» Instruction: Present each line of the entries below that holds the word "Fecha".

» Given data:
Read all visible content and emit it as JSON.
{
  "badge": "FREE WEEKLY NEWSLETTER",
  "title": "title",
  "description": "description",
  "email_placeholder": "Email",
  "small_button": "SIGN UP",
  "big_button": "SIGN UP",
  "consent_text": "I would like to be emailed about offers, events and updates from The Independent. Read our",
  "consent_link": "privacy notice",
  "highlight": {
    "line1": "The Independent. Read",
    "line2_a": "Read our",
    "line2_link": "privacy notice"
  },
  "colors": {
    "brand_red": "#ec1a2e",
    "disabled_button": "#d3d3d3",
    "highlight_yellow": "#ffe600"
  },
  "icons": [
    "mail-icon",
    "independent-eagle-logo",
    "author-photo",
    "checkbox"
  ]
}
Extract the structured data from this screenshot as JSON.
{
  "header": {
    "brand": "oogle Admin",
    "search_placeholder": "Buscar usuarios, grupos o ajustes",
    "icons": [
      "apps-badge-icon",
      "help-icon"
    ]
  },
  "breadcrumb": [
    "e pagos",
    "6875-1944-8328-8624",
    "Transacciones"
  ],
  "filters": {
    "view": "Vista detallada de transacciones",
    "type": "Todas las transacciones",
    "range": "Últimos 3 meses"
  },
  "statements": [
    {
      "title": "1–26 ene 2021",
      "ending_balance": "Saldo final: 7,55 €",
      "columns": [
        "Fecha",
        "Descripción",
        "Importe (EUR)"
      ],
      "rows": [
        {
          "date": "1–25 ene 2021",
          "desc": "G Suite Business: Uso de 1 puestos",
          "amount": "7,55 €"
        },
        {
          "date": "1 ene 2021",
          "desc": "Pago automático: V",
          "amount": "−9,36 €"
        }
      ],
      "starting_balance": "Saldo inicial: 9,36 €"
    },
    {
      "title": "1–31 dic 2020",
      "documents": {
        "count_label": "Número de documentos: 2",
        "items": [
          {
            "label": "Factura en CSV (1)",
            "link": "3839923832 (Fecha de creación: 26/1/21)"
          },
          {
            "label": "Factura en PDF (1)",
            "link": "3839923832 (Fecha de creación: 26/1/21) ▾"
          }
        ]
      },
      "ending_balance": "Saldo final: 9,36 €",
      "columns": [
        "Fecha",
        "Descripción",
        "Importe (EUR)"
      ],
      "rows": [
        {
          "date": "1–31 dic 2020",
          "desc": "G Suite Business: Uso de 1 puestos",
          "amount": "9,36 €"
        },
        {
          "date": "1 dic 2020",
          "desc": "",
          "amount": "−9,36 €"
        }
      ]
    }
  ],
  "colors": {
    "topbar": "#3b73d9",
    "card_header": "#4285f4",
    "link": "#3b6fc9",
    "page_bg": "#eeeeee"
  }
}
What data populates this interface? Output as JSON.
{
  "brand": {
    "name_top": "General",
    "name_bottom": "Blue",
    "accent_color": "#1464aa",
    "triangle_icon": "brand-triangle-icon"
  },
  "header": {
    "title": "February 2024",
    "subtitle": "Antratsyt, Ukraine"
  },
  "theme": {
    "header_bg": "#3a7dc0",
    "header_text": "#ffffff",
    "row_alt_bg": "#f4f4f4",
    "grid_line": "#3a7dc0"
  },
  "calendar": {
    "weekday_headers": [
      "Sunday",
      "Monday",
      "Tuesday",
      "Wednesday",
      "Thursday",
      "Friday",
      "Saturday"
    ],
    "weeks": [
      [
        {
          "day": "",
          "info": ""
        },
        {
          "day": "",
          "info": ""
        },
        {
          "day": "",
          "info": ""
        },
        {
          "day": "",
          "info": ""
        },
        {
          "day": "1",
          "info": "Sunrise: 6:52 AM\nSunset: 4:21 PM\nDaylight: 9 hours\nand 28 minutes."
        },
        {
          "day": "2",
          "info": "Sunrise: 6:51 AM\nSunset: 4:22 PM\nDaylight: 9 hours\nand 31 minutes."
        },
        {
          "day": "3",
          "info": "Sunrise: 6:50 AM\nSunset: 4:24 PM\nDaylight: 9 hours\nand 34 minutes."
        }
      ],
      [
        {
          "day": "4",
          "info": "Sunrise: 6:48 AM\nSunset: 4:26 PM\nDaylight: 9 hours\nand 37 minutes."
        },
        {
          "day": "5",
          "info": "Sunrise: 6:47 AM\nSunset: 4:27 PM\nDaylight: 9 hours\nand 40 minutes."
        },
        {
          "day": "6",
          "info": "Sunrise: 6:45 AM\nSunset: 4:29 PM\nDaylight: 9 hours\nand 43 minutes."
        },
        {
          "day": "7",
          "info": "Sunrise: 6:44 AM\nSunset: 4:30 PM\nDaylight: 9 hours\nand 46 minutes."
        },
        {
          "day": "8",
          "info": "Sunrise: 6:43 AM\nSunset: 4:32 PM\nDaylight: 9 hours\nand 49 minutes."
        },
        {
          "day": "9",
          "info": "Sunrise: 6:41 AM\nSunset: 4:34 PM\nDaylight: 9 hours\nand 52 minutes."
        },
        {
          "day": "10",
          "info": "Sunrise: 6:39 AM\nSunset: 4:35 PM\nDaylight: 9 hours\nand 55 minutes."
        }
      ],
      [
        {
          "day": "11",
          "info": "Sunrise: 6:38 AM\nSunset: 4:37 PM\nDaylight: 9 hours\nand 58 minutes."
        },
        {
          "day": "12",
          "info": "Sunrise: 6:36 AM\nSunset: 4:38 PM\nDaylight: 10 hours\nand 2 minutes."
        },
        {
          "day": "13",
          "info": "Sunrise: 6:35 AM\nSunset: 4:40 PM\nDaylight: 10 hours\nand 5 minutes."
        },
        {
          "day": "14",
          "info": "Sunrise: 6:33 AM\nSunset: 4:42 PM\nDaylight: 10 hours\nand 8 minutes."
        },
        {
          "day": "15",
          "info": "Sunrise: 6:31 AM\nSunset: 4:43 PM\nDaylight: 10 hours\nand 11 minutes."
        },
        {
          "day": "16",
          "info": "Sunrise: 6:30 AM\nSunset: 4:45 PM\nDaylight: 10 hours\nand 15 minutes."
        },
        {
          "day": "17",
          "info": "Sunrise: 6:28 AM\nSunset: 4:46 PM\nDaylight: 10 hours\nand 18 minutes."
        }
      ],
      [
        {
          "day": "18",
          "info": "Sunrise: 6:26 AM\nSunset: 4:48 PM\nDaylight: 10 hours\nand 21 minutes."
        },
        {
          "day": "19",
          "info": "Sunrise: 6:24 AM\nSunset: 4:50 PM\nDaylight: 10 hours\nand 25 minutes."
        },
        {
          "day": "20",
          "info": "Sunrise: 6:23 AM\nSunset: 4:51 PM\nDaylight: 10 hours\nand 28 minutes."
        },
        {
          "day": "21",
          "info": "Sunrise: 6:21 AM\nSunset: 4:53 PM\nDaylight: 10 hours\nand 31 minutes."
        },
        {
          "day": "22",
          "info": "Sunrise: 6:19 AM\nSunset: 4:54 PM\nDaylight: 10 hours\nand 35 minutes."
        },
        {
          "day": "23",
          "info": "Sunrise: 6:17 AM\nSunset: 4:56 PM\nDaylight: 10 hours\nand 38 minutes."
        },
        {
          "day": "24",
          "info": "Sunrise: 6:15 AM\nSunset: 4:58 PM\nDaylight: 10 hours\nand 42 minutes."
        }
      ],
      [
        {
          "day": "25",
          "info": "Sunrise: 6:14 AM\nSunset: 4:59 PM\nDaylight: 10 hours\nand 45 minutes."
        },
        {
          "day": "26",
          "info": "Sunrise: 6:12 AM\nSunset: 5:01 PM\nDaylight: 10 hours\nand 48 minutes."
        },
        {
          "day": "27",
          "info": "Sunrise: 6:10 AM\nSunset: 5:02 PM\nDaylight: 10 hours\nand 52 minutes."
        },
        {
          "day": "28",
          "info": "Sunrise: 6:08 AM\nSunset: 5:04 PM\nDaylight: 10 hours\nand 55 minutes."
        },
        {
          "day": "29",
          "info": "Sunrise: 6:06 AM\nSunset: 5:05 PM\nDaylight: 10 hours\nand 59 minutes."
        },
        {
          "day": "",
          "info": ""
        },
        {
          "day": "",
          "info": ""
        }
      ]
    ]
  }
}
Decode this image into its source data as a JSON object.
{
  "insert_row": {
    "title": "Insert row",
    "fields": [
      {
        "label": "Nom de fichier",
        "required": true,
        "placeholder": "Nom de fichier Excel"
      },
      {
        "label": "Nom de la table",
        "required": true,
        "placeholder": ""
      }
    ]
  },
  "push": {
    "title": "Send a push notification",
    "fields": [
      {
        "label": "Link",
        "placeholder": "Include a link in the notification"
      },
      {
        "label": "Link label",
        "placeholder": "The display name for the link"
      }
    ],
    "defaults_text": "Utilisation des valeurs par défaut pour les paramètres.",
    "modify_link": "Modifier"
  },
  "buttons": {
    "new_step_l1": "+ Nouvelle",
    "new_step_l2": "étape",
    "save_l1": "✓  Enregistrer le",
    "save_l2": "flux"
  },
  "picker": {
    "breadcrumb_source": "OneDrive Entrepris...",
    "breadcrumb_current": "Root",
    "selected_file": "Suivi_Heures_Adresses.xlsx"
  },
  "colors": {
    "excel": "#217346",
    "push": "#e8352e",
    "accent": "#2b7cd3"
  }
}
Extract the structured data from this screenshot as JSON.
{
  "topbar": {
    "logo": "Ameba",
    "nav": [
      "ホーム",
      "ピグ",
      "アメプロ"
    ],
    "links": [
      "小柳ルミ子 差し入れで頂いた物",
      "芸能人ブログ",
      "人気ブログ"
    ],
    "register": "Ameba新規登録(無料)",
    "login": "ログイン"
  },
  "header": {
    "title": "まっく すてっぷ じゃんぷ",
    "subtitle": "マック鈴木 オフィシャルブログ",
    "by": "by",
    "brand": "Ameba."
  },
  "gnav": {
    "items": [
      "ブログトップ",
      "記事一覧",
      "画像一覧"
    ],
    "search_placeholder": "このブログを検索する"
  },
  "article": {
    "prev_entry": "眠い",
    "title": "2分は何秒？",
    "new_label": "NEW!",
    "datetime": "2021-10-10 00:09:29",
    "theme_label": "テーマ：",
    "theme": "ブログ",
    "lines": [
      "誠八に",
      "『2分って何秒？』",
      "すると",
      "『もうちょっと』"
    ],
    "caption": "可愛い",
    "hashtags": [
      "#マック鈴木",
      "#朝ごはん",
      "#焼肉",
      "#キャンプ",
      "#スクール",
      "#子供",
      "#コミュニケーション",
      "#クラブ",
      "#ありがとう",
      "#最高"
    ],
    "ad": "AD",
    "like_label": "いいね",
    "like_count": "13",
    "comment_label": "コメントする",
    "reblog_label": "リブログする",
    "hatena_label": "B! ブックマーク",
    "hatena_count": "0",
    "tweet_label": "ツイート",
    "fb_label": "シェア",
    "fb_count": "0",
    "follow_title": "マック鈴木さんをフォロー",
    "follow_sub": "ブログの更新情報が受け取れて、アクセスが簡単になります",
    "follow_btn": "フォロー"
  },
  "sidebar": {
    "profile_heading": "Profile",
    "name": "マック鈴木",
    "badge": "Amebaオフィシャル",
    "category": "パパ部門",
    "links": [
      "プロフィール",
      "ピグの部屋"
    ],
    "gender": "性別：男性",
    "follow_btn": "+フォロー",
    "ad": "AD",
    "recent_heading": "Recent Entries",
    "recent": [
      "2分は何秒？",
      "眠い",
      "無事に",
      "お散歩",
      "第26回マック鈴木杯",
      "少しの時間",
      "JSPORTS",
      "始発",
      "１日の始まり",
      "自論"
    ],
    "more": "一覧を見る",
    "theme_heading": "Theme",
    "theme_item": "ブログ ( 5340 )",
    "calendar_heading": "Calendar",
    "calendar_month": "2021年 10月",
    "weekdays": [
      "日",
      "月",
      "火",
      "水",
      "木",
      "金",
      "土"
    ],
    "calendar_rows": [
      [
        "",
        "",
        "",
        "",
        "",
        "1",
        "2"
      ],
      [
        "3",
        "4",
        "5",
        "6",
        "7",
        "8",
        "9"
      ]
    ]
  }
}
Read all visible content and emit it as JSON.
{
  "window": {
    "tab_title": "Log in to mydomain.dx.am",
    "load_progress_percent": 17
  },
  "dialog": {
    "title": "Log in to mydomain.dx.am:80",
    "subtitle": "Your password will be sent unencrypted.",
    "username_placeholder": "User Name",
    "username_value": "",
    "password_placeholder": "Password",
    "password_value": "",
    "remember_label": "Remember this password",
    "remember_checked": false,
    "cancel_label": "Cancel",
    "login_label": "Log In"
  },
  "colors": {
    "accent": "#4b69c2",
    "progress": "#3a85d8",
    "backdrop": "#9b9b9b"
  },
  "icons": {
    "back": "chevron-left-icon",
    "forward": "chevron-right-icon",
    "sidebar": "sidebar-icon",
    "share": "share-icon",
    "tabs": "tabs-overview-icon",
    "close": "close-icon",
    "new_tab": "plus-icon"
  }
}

» Response to this exercise:
        "Fecha",
            "link": "3839923832 (Fecha de creación: 26/1/21)"
            "link": "3839923832 (Fecha de creación: 26/1/21) ▾"
        "Fecha",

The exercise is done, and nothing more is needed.